----- Supplied data -----

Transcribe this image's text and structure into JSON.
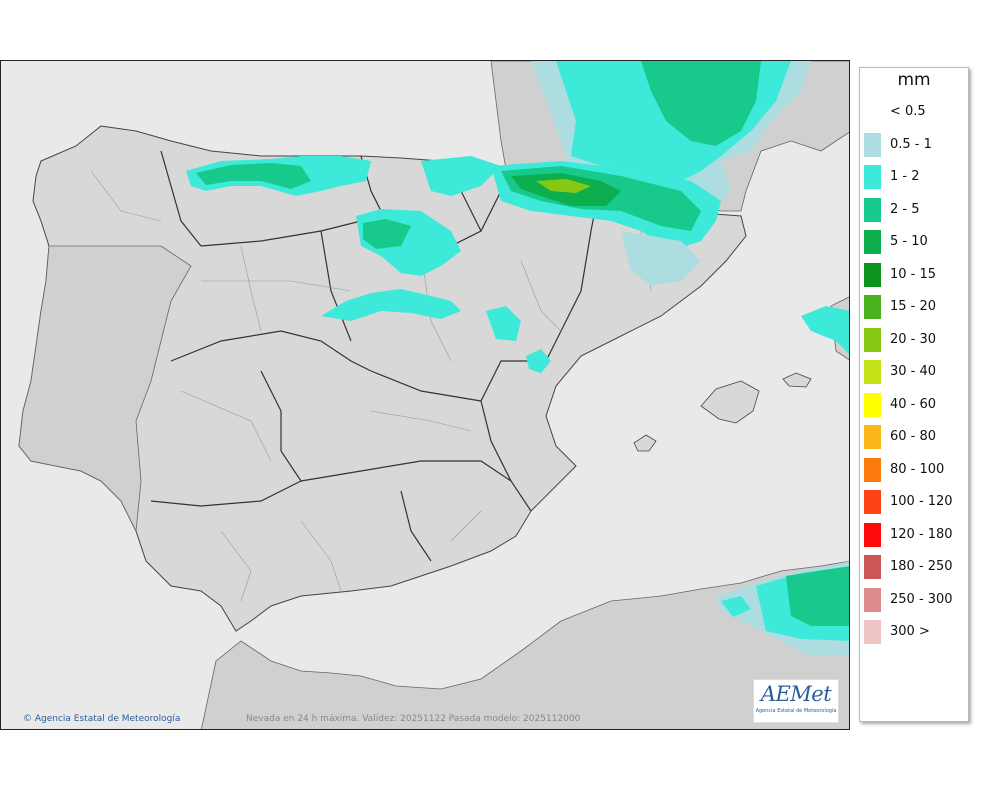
{
  "legend": {
    "unit": "mm",
    "items": [
      {
        "label": "< 0.5",
        "color": "#ffffff"
      },
      {
        "label": "0.5 - 1",
        "color": "#aedde1"
      },
      {
        "label": "1 - 2",
        "color": "#3de9d9"
      },
      {
        "label": "2 - 5",
        "color": "#17c98a"
      },
      {
        "label": "5 - 10",
        "color": "#0cae4e"
      },
      {
        "label": "10 - 15",
        "color": "#0a941c"
      },
      {
        "label": "15 - 20",
        "color": "#4ab21c"
      },
      {
        "label": "20 - 30",
        "color": "#86c914"
      },
      {
        "label": "30 - 40",
        "color": "#c4e016"
      },
      {
        "label": "40 - 60",
        "color": "#ffff00"
      },
      {
        "label": "60 - 80",
        "color": "#fbb71a"
      },
      {
        "label": "80 - 100",
        "color": "#fb7c0d"
      },
      {
        "label": "100 - 120",
        "color": "#fd4216"
      },
      {
        "label": "120 - 180",
        "color": "#fd0a0a"
      },
      {
        "label": "180 - 250",
        "color": "#cc5656"
      },
      {
        "label": "250 - 300",
        "color": "#dc8c8c"
      },
      {
        "label": "300 >",
        "color": "#eec4c4"
      }
    ]
  },
  "map": {
    "caption": "Nevada en 24 h máxima. Validez: 20251122 Pasada modelo: 2025112000",
    "copyright": "Agencia Estatal de Meteorología",
    "logo_text": "AEMet",
    "logo_subtitle": "Agencia Estatal de Meteorología",
    "colors": {
      "sea": "#e9e9e9",
      "land": "#d8d8d8",
      "other_land": "#d0d0d0",
      "border": "#333333"
    }
  }
}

-----

## Aim of the exercise
Check each line of the entries for the string "Meteorología". Copy the lines that have it.

## Answer for this exercise
    "copyright": "Agencia Estatal de Meteorología",
    "logo_subtitle": "Agencia Estatal de Meteorología",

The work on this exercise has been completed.